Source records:
####################
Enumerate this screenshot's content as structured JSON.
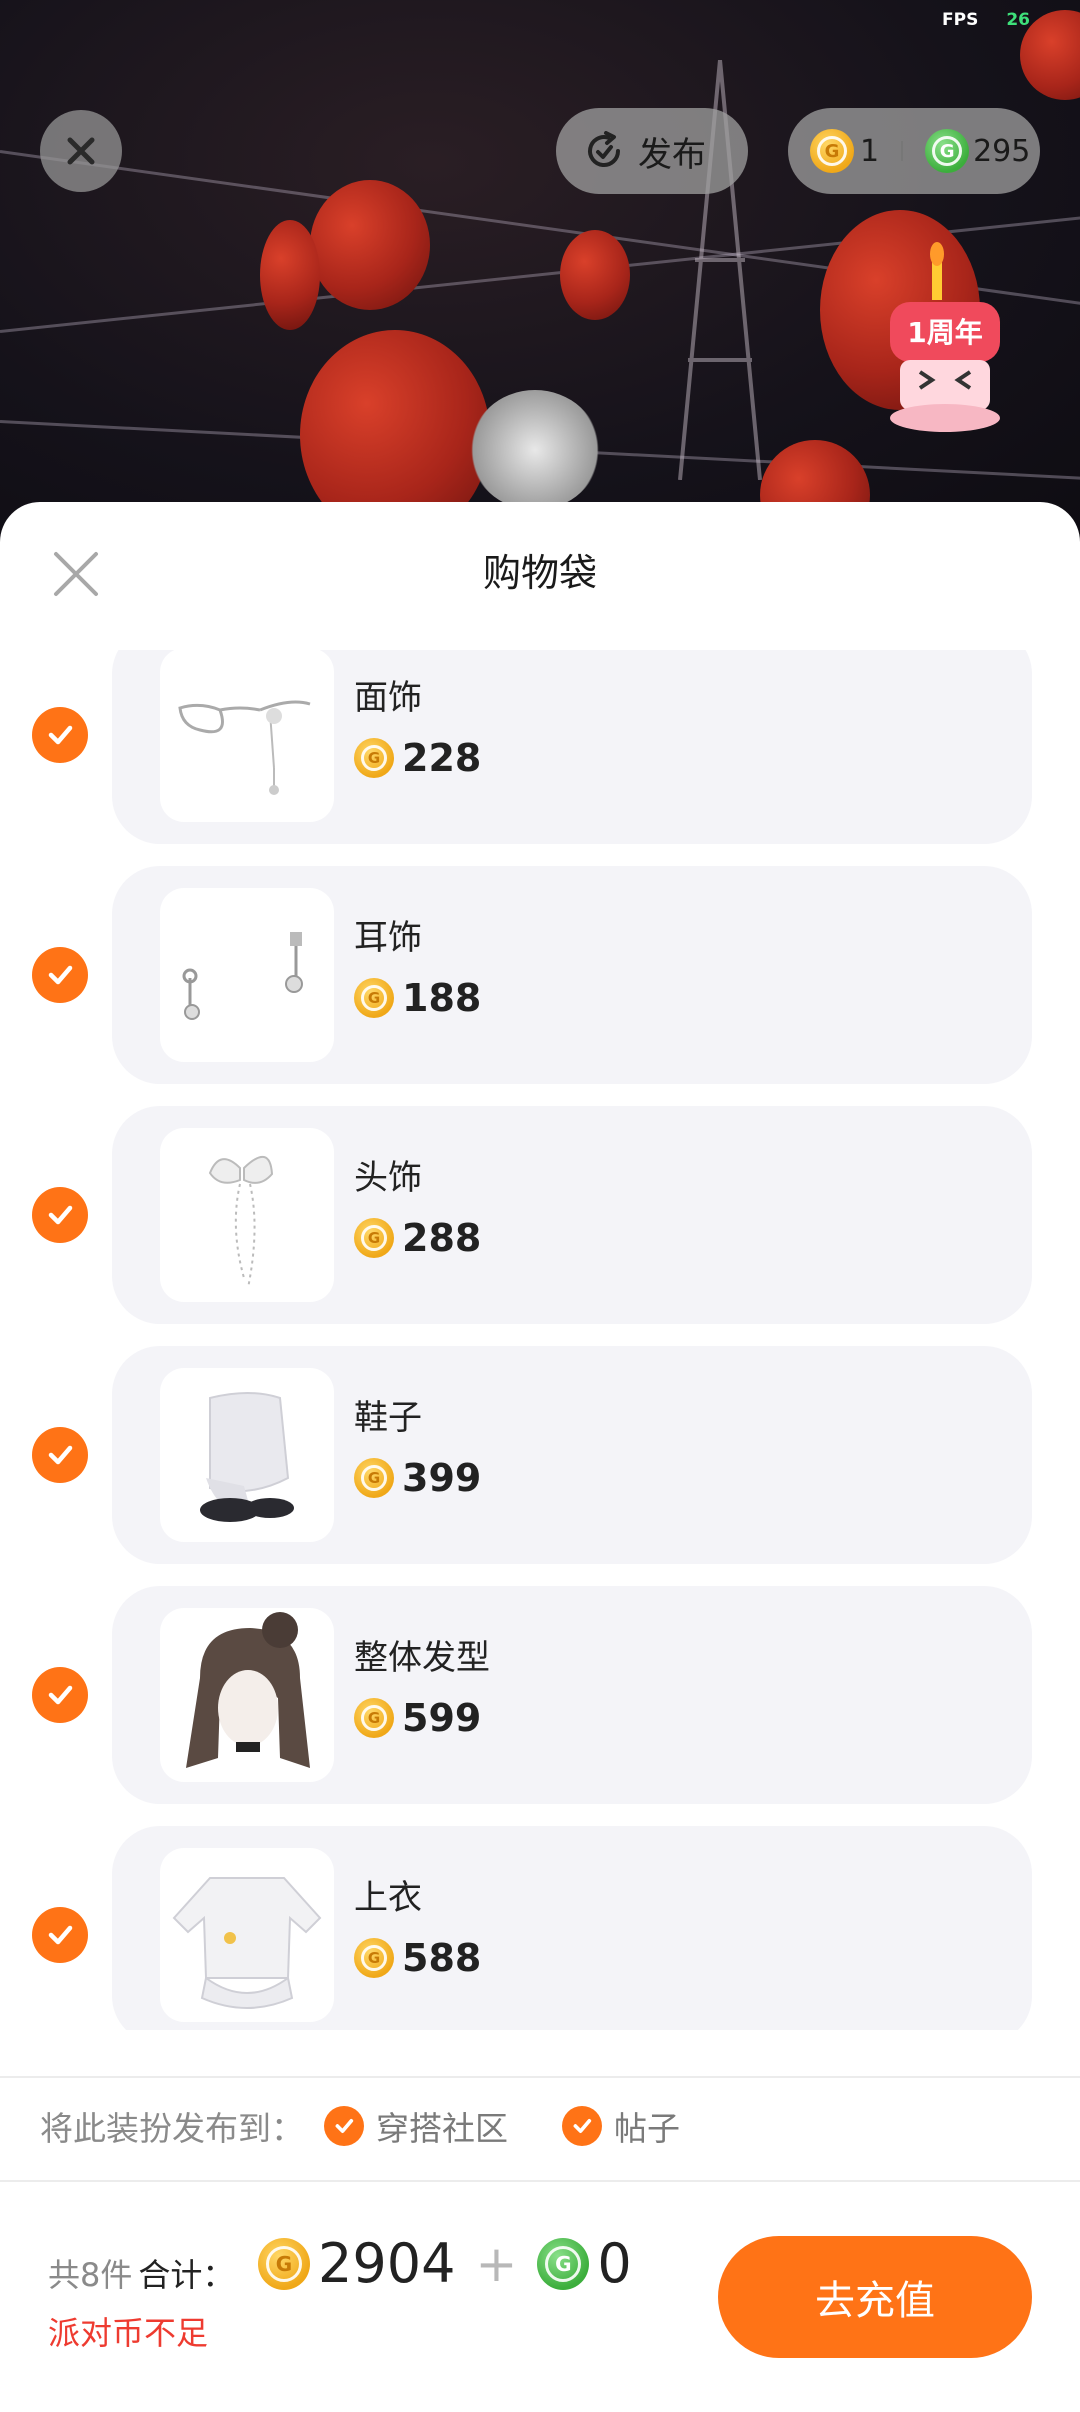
{
  "status": {
    "fps_label": "FPS",
    "fps_value": "26"
  },
  "topbar": {
    "publish_label": "发布",
    "gold_balance": "1",
    "green_balance": "295",
    "coin_glyph": "G"
  },
  "badge": {
    "text": "1周年"
  },
  "sheet": {
    "title": "购物袋"
  },
  "items": [
    {
      "name": "面饰",
      "price": "228",
      "checked": true
    },
    {
      "name": "耳饰",
      "price": "188",
      "checked": true
    },
    {
      "name": "头饰",
      "price": "288",
      "checked": true
    },
    {
      "name": "鞋子",
      "price": "399",
      "checked": true
    },
    {
      "name": "整体发型",
      "price": "599",
      "checked": true
    },
    {
      "name": "上衣",
      "price": "588",
      "checked": true
    }
  ],
  "publish": {
    "label": "将此装扮发布到：",
    "options": [
      {
        "label": "穿搭社区",
        "checked": true
      },
      {
        "label": "帖子",
        "checked": true
      }
    ]
  },
  "footer": {
    "count_text": "共8件",
    "total_label": "合计：",
    "gold_total": "2904",
    "plus": "+",
    "green_total": "0",
    "warning": "派对币不足",
    "recharge_label": "去充值"
  },
  "colors": {
    "accent": "#ff7316",
    "warning": "#ee3b30",
    "card_bg": "#f4f4f8",
    "fps_green": "#3ee07a"
  }
}
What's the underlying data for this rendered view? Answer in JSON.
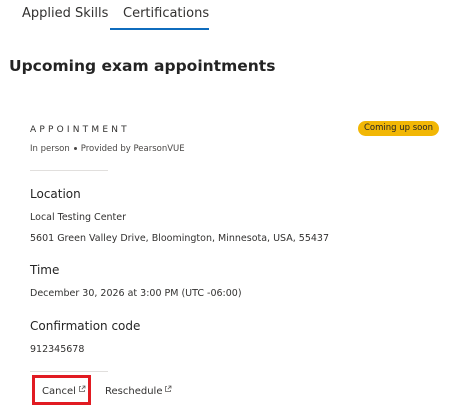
{
  "tabs": {
    "items": [
      {
        "label": "Applied Skills"
      },
      {
        "label": "Certifications"
      }
    ],
    "active": "Certifications"
  },
  "section": {
    "title": "Upcoming exam appointments"
  },
  "appointment": {
    "eyebrow": "APPOINTMENT",
    "mode": "In person",
    "provider": "Provided by PearsonVUE",
    "badge": "Coming up soon",
    "location_label": "Location",
    "location_name": "Local Testing Center",
    "address": "5601 Green Valley Drive, Bloomington, Minnesota, USA, 55437",
    "time_label": "Time",
    "time_value": "December 30, 2026 at 3:00 PM (UTC -06:00)",
    "code_label": "Confirmation code",
    "code_value": "912345678"
  },
  "actions": {
    "cancel_label": "Cancel",
    "reschedule_label": "Reschedule"
  },
  "icons": {
    "external_link": "external-link-icon"
  },
  "colors": {
    "accent": "#0f6cbd",
    "badge": "#f2b705",
    "highlight": "#e11b22"
  }
}
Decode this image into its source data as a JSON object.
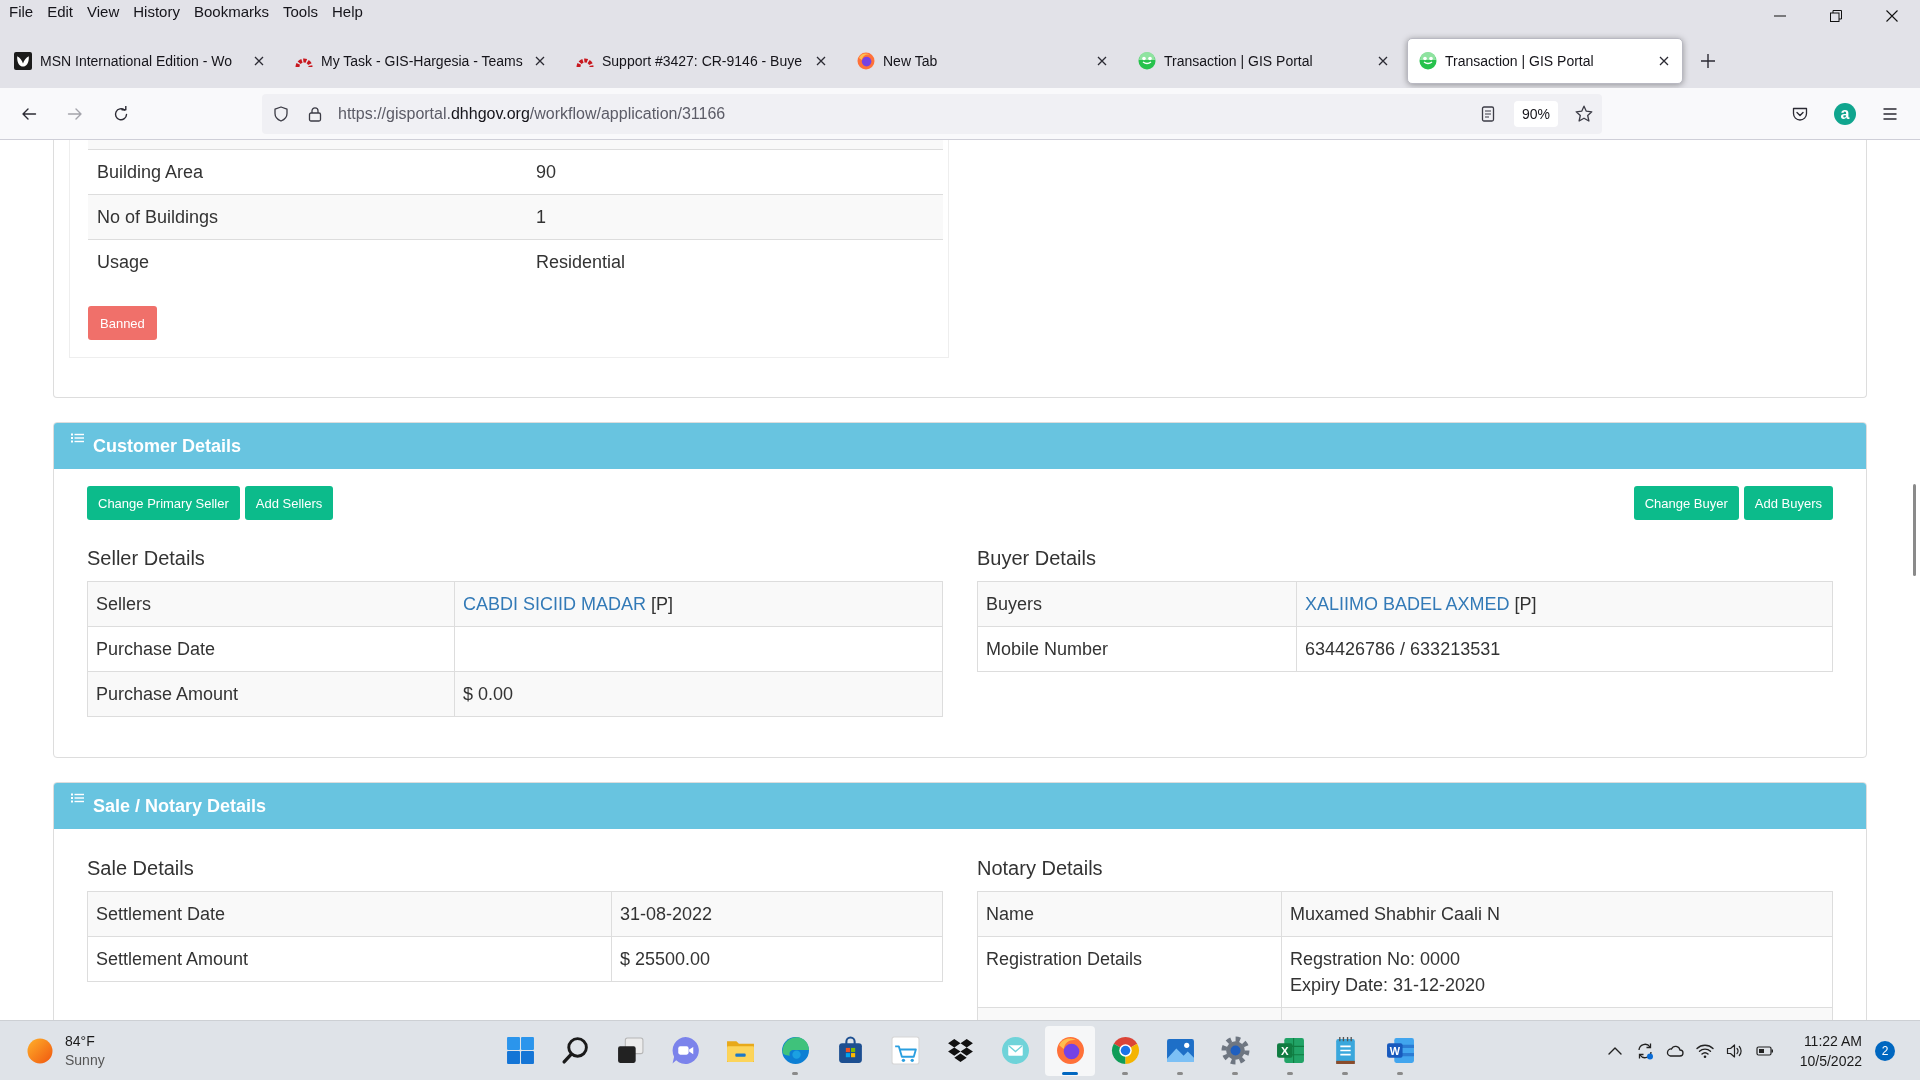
{
  "browser": {
    "menu": [
      "File",
      "Edit",
      "View",
      "History",
      "Bookmarks",
      "Tools",
      "Help"
    ],
    "tabs": [
      {
        "kind": "msn",
        "title": "MSN International Edition - Wo",
        "selected": false
      },
      {
        "kind": "redmine",
        "title": "My Task - GIS-Hargesia - Teams",
        "selected": false
      },
      {
        "kind": "redmine",
        "title": "Support #3427: CR-9146 - Buye",
        "selected": false
      },
      {
        "kind": "firefox",
        "title": "New Tab",
        "selected": false
      },
      {
        "kind": "portal",
        "title": "Transaction | GIS Portal",
        "selected": false
      },
      {
        "kind": "portal",
        "title": "Transaction | GIS Portal",
        "selected": true
      }
    ],
    "back": {
      "disabled": false
    },
    "forward": {
      "disabled": true
    },
    "address": {
      "prefix": "https://gisportal.",
      "domain": "dhhgov.org",
      "path": "/workflow/application/31166"
    },
    "zoom": "90%",
    "account_initial": "a"
  },
  "property": {
    "rows": [
      {
        "label": "Building Area",
        "value": "90"
      },
      {
        "label": "No of Buildings",
        "value": "1"
      },
      {
        "label": "Usage",
        "value": "Residential"
      }
    ],
    "status": "Banned"
  },
  "customer": {
    "title": "Customer Details",
    "seller_actions": [
      "Change Primary Seller",
      "Add Sellers"
    ],
    "buyer_actions": [
      "Change Buyer",
      "Add Buyers"
    ],
    "seller": {
      "heading": "Seller Details",
      "rows": [
        {
          "kind": "link",
          "label": "Sellers",
          "link": "CABDI SICIID MADAR",
          "suffix": "[P]"
        },
        {
          "kind": "text",
          "label": "Purchase Date"
        },
        {
          "kind": "text",
          "label": "Purchase Amount",
          "value": "$ 0.00"
        }
      ]
    },
    "buyer": {
      "heading": "Buyer Details",
      "rows": [
        {
          "kind": "link",
          "label": "Buyers",
          "link": "XALIIMO BADEL AXMED",
          "suffix": "[P]"
        },
        {
          "kind": "text",
          "label": "Mobile Number",
          "value": "634426786 / 633213531"
        }
      ]
    }
  },
  "sale": {
    "title": "Sale / Notary Details",
    "sale": {
      "heading": "Sale Details",
      "rows": [
        {
          "kind": "text",
          "label": "Settlement Date",
          "value": "31-08-2022"
        },
        {
          "kind": "text",
          "label": "Settlement Amount",
          "value": "$ 25500.00"
        }
      ]
    },
    "notary": {
      "heading": "Notary Details",
      "rows": [
        {
          "kind": "text",
          "label": "Name",
          "value": "Muxamed Shabhir Caali N"
        },
        {
          "kind": "lines",
          "label": "Registration Details",
          "lines": [
            "Regstration No: 0000",
            "Expiry Date: 31-12-2020"
          ]
        },
        {
          "kind": "blank"
        }
      ]
    }
  },
  "taskbar": {
    "weather": {
      "temperature": "84°F",
      "condition": "Sunny"
    },
    "apps": [
      {
        "kind": "start",
        "running": false,
        "selected": false
      },
      {
        "kind": "search",
        "running": false,
        "selected": false
      },
      {
        "kind": "task_view",
        "running": false,
        "selected": false
      },
      {
        "kind": "chat",
        "running": false,
        "selected": false
      },
      {
        "kind": "explorer",
        "running": false,
        "selected": false
      },
      {
        "kind": "edge",
        "running": true,
        "selected": false
      },
      {
        "kind": "store",
        "running": false,
        "selected": false
      },
      {
        "kind": "amazon",
        "running": false,
        "selected": false
      },
      {
        "kind": "dropbox",
        "running": false,
        "selected": false
      },
      {
        "kind": "mail",
        "running": false,
        "selected": false
      },
      {
        "kind": "firefox",
        "running": true,
        "selected": true
      },
      {
        "kind": "chrome",
        "running": true,
        "selected": false
      },
      {
        "kind": "photos",
        "running": true,
        "selected": false
      },
      {
        "kind": "settings",
        "running": true,
        "selected": false
      },
      {
        "kind": "excel",
        "running": true,
        "selected": false,
        "letter": "X"
      },
      {
        "kind": "notepad",
        "running": true,
        "selected": false
      },
      {
        "kind": "word",
        "running": true,
        "selected": false,
        "letter": "W"
      }
    ],
    "clock": {
      "time": "11:22 AM",
      "date": "10/5/2022"
    },
    "notifications": "2"
  }
}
####################
### Given task
Reproduce all of the material exactly, apart from the pictures.

### Finished answer
Enumerate this screenshot's content as structured JSON.
{
  "status": {
    "fps_label": "FPS",
    "fps_value": "26"
  },
  "topbar": {
    "publish_label": "发布",
    "gold_balance": "1",
    "green_balance": "295",
    "coin_glyph": "G"
  },
  "badge": {
    "text": "1周年"
  },
  "sheet": {
    "title": "购物袋"
  },
  "items": [
    {
      "name": "面饰",
      "price": "228",
      "checked": true
    },
    {
      "name": "耳饰",
      "price": "188",
      "checked": true
    },
    {
      "name": "头饰",
      "price": "288",
      "checked": true
    },
    {
      "name": "鞋子",
      "price": "399",
      "checked": true
    },
    {
      "name": "整体发型",
      "price": "599",
      "checked": true
    },
    {
      "name": "上衣",
      "price": "588",
      "checked": true
    }
  ],
  "publish": {
    "label": "将此装扮发布到：",
    "options": [
      {
        "label": "穿搭社区",
        "checked": true
      },
      {
        "label": "帖子",
        "checked": true
      }
    ]
  },
  "footer": {
    "count_text": "共8件",
    "total_label": "合计：",
    "gold_total": "2904",
    "plus": "+",
    "green_total": "0",
    "warning": "派对币不足",
    "recharge_label": "去充值"
  },
  "colors": {
    "accent": "#ff7316",
    "warning": "#ee3b30",
    "card_bg": "#f4f4f8",
    "fps_green": "#3ee07a"
  }
}
What's the underlying data for this rendered view? Answer in JSON.
{
  "tabs": {
    "items": [
      {
        "label": "Applied Skills"
      },
      {
        "label": "Certifications"
      }
    ],
    "active": "Certifications"
  },
  "section": {
    "title": "Upcoming exam appointments"
  },
  "appointment": {
    "eyebrow": "APPOINTMENT",
    "mode": "In person",
    "provider": "Provided by PearsonVUE",
    "badge": "Coming up soon",
    "location_label": "Location",
    "location_name": "Local Testing Center",
    "address": "5601 Green Valley Drive, Bloomington, Minnesota, USA, 55437",
    "time_label": "Time",
    "time_value": "December 30, 2026 at 3:00 PM (UTC -06:00)",
    "code_label": "Confirmation code",
    "code_value": "912345678"
  },
  "actions": {
    "cancel_label": "Cancel",
    "reschedule_label": "Reschedule"
  },
  "icons": {
    "external_link": "external-link-icon"
  },
  "colors": {
    "accent": "#0f6cbd",
    "badge": "#f2b705",
    "highlight": "#e11b22"
  }
}
Decode this image into its source data as a JSON object.
{
  "browser": {
    "menu": [
      "File",
      "Edit",
      "View",
      "History",
      "Bookmarks",
      "Tools",
      "Help"
    ],
    "tabs": [
      {
        "kind": "msn",
        "title": "MSN International Edition - Wo",
        "selected": false
      },
      {
        "kind": "redmine",
        "title": "My Task - GIS-Hargesia - Teams",
        "selected": false
      },
      {
        "kind": "redmine",
        "title": "Support #3427: CR-9146 - Buye",
        "selected": false
      },
      {
        "kind": "firefox",
        "title": "New Tab",
        "selected": false
      },
      {
        "kind": "portal",
        "title": "Transaction | GIS Portal",
        "selected": false
      },
      {
        "kind": "portal",
        "title": "Transaction | GIS Portal",
        "selected": true
      }
    ],
    "back": {
      "disabled": false
    },
    "forward": {
      "disabled": true
    },
    "address": {
      "prefix": "https://gisportal.",
      "domain": "dhhgov.org",
      "path": "/workflow/application/31166"
    },
    "zoom": "90%",
    "account_initial": "a"
  },
  "property": {
    "rows": [
      {
        "label": "Building Area",
        "value": "90"
      },
      {
        "label": "No of Buildings",
        "value": "1"
      },
      {
        "label": "Usage",
        "value": "Residential"
      }
    ],
    "status": "Banned"
  },
  "customer": {
    "title": "Customer Details",
    "seller_actions": [
      "Change Primary Seller",
      "Add Sellers"
    ],
    "buyer_actions": [
      "Change Buyer",
      "Add Buyers"
    ],
    "seller": {
      "heading": "Seller Details",
      "rows": [
        {
          "kind": "link",
          "label": "Sellers",
          "link": "CABDI SICIID MADAR",
          "suffix": "[P]"
        },
        {
          "kind": "text",
          "label": "Purchase Date"
        },
        {
          "kind": "text",
          "label": "Purchase Amount",
          "value": "$ 0.00"
        }
      ]
    },
    "buyer": {
      "heading": "Buyer Details",
      "rows": [
        {
          "kind": "link",
          "label": "Buyers",
          "link": "XALIIMO BADEL AXMED",
          "suffix": "[P]"
        },
        {
          "kind": "text",
          "label": "Mobile Number",
          "value": "634426786 / 633213531"
        }
      ]
    }
  },
  "sale": {
    "title": "Sale / Notary Details",
    "sale": {
      "heading": "Sale Details",
      "rows": [
        {
          "kind": "text",
          "label": "Settlement Date",
          "value": "31-08-2022"
        },
        {
          "kind": "text",
          "label": "Settlement Amount",
          "value": "$ 25500.00"
        }
      ]
    },
    "notary": {
      "heading": "Notary Details",
      "rows": [
        {
          "kind": "text",
          "label": "Name",
          "value": "Muxamed Shabhir Caali N"
        },
        {
          "kind": "lines",
          "label": "Registration Details",
          "lines": [
            "Regstration No: 0000",
            "Expiry Date: 31-12-2020"
          ]
        },
        {
          "kind": "blank"
        }
      ]
    }
  },
  "taskbar": {
    "weather": {
      "temperature": "84°F",
      "condition": "Sunny"
    },
    "apps": [
      {
        "kind": "start",
        "running": false,
        "selected": false
      },
      {
        "kind": "search",
        "running": false,
        "selected": false
      },
      {
        "kind": "task_view",
        "running": false,
        "selected": false
      },
      {
        "kind": "chat",
        "running": false,
        "selected": false
      },
      {
        "kind": "explorer",
        "running": false,
        "selected": false
      },
      {
        "kind": "edge",
        "running": true,
        "selected": false
      },
      {
        "kind": "store",
        "running": false,
        "selected": false
      },
      {
        "kind": "amazon",
        "running": false,
        "selected": false
      },
      {
        "kind": "dropbox",
        "running": false,
        "selected": false
      },
      {
        "kind": "mail",
        "running": false,
        "selected": false
      },
      {
        "kind": "firefox",
        "running": true,
        "selected": true
      },
      {
        "kind": "chrome",
        "running": true,
        "selected": false
      },
      {
        "kind": "photos",
        "running": true,
        "selected": false
      },
      {
        "kind": "settings",
        "running": true,
        "selected": false
      },
      {
        "kind": "excel",
        "running": true,
        "selected": false,
        "letter": "X"
      },
      {
        "kind": "notepad",
        "running": true,
        "selected": false
      },
      {
        "kind": "word",
        "running": true,
        "selected": false,
        "letter": "W"
      }
    ],
    "clock": {
      "time": "11:22 AM",
      "date": "10/5/2022"
    },
    "notifications": "2"
  }
}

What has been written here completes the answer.